◆ TASK PROMPT ◆
Read the data and repeat it in full, exactly.

◆ DATA SHOWN ◆
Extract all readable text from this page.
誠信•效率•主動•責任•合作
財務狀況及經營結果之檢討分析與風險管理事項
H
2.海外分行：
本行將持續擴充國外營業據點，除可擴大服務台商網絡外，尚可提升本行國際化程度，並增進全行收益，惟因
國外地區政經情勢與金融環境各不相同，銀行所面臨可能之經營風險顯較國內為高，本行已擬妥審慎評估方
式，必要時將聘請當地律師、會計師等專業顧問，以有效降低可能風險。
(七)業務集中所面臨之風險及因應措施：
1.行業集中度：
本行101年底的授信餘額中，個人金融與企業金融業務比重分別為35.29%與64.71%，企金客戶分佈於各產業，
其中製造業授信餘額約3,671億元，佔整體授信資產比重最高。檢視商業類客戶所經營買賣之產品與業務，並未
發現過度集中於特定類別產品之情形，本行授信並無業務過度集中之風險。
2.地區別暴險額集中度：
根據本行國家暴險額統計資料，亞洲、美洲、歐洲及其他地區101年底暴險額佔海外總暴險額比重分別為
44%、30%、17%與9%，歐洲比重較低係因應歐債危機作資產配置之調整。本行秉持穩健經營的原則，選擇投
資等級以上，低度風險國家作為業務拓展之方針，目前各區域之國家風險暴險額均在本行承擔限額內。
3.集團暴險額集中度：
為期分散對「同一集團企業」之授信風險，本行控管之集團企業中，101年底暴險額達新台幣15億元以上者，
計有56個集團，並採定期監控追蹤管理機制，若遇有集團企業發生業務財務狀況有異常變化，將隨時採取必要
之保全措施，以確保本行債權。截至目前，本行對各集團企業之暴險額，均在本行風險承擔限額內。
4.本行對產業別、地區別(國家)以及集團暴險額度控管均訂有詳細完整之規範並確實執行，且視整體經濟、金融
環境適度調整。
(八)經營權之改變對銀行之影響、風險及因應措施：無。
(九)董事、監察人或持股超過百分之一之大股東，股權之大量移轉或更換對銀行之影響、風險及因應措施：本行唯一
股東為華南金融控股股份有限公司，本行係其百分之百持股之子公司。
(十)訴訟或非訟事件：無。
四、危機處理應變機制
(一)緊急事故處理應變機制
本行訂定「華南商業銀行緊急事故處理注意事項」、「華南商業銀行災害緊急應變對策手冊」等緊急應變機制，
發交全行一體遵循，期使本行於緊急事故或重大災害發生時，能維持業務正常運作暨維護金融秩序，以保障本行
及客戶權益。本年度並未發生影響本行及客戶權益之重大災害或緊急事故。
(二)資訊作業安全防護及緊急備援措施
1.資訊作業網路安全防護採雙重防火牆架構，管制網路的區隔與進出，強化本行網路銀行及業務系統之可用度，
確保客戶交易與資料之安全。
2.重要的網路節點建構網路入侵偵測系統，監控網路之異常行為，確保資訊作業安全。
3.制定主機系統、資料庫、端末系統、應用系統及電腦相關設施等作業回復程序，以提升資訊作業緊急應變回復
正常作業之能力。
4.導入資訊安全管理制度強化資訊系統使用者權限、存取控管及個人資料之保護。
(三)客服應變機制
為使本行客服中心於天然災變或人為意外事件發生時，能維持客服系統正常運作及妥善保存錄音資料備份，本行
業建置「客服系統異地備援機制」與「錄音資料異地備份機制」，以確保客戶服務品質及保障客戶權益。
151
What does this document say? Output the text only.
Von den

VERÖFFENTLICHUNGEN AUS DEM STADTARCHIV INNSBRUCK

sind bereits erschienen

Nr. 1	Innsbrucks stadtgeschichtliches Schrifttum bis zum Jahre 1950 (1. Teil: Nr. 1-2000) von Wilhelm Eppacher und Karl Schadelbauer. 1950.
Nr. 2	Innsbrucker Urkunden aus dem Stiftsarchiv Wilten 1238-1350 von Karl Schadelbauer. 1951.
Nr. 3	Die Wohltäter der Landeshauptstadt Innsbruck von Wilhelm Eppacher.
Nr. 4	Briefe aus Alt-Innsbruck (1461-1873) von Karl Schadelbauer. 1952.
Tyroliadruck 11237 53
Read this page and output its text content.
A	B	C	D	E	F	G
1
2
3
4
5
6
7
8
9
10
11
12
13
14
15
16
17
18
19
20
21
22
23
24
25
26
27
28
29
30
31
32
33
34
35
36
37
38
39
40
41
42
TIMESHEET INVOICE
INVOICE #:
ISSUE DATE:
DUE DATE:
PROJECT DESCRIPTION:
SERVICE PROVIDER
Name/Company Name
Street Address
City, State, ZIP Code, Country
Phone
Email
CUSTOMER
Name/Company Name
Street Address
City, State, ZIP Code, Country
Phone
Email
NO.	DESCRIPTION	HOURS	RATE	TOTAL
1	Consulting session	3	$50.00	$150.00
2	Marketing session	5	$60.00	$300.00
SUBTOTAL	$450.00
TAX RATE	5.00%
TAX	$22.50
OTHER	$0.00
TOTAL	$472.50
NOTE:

◆ EXERCISE RESPONSE ◆
Extract all readable text from this page.
誠信•效率•主動•責任•合作
財務狀況及經營結果之檢討分析與風險管理事項
H
2.海外分行：
本行將持續擴充國外營業據點，除可擴大服務台商網絡外，尚可提升本行國際化程度，並增進全行收益，惟因
國外地區政經情勢與金融環境各不相同，銀行所面臨可能之經營風險顯較國內為高，本行已擬妥審慎評估方
式，必要時將聘請當地律師、會計師等專業顧問，以有效降低可能風險。
(七)業務集中所面臨之風險及因應措施：
1.行業集中度：
本行101年底的授信餘額中，個人金融與企業金融業務比重分別為35.29%與64.71%，企金客戶分佈於各產業，
其中製造業授信餘額約3,671億元，佔整體授信資產比重最高。檢視商業類客戶所經營買賣之產品與業務，並未
發現過度集中於特定類別產品之情形，本行授信並無業務過度集中之風險。
2.地區別暴險額集中度：
根據本行國家暴險額統計資料，亞洲、美洲、歐洲及其他地區101年底暴險額佔海外總暴險額比重分別為
44%、30%、17%與9%，歐洲比重較低係因應歐債危機作資產配置之調整。本行秉持穩健經營的原則，選擇投
資等級以上，低度風險國家作為業務拓展之方針，目前各區域之國家風險暴險額均在本行承擔限額內。
3.集團暴險額集中度：
為期分散對「同一集團企業」之授信風險，本行控管之集團企業中，101年底暴險額達新台幣15億元以上者，
計有56個集團，並採定期監控追蹤管理機制，若遇有集團企業發生業務財務狀況有異常變化，將隨時採取必要
之保全措施，以確保本行債權。截至目前，本行對各集團企業之暴險額，均在本行風險承擔限額內。
4.本行對產業別、地區別(國家)以及集團暴險額度控管均訂有詳細完整之規範並確實執行，且視整體經濟、金融
環境適度調整。
(八)經營權之改變對銀行之影響、風險及因應措施：無。
(九)董事、監察人或持股超過百分之一之大股東，股權之大量移轉或更換對銀行之影響、風險及因應措施：本行唯一
股東為華南金融控股股份有限公司，本行係其百分之百持股之子公司。
(十)訴訟或非訟事件：無。
四、危機處理應變機制
(一)緊急事故處理應變機制
本行訂定「華南商業銀行緊急事故處理注意事項」、「華南商業銀行災害緊急應變對策手冊」等緊急應變機制，
發交全行一體遵循，期使本行於緊急事故或重大災害發生時，能維持業務正常運作暨維護金融秩序，以保障本行
及客戶權益。本年度並未發生影響本行及客戶權益之重大災害或緊急事故。
(二)資訊作業安全防護及緊急備援措施
1.資訊作業網路安全防護採雙重防火牆架構，管制網路的區隔與進出，強化本行網路銀行及業務系統之可用度，
確保客戶交易與資料之安全。
2.重要的網路節點建構網路入侵偵測系統，監控網路之異常行為，確保資訊作業安全。
3.制定主機系統、資料庫、端末系統、應用系統及電腦相關設施等作業回復程序，以提升資訊作業緊急應變回復
正常作業之能力。
4.導入資訊安全管理制度強化資訊系統使用者權限、存取控管及個人資料之保護。
(三)客服應變機制
為使本行客服中心於天然災變或人為意外事件發生時，能維持客服系統正常運作及妥善保存錄音資料備份，本行
業建置「客服系統異地備援機制」與「錄音資料異地備份機制」，以確保客戶服務品質及保障客戶權益。
151
What does this document say? Output the text only.
Von den

VERÖFFENTLICHUNGEN AUS DEM STADTARCHIV INNSBRUCK

sind bereits erschienen

Nr. 1	Innsbrucks stadtgeschichtliches Schrifttum bis zum Jahre 1950 (1. Teil: Nr. 1-2000) von Wilhelm Eppacher und Karl Schadelbauer. 1950.
Nr. 2	Innsbrucker Urkunden aus dem Stiftsarchiv Wilten 1238-1350 von Karl Schadelbauer. 1951.
Nr. 3	Die Wohltäter der Landeshauptstadt Innsbruck von Wilhelm Eppacher.
Nr. 4	Briefe aus Alt-Innsbruck (1461-1873) von Karl Schadelbauer. 1952.
Tyroliadruck 11237 53
Read this page and output its text content.
A	B	C	D	E	F	G
1
2
3
4
5
6
7
8
9
10
11
12
13
14
15
16
17
18
19
20
21
22
23
24
25
26
27
28
29
30
31
32
33
34
35
36
37
38
39
40
41
42
TIMESHEET INVOICE
INVOICE #:
ISSUE DATE:
DUE DATE:
PROJECT DESCRIPTION:
SERVICE PROVIDER
Name/Company Name
Street Address
City, State, ZIP Code, Country
Phone
Email
CUSTOMER
Name/Company Name
Street Address
City, State, ZIP Code, Country
Phone
Email
NO.	DESCRIPTION	HOURS	RATE	TOTAL
1	Consulting session	3	$50.00	$150.00
2	Marketing session	5	$60.00	$300.00
SUBTOTAL	$450.00
TAX RATE	5.00%
TAX	$22.50
OTHER	$0.00
TOTAL	$472.50
NOTE:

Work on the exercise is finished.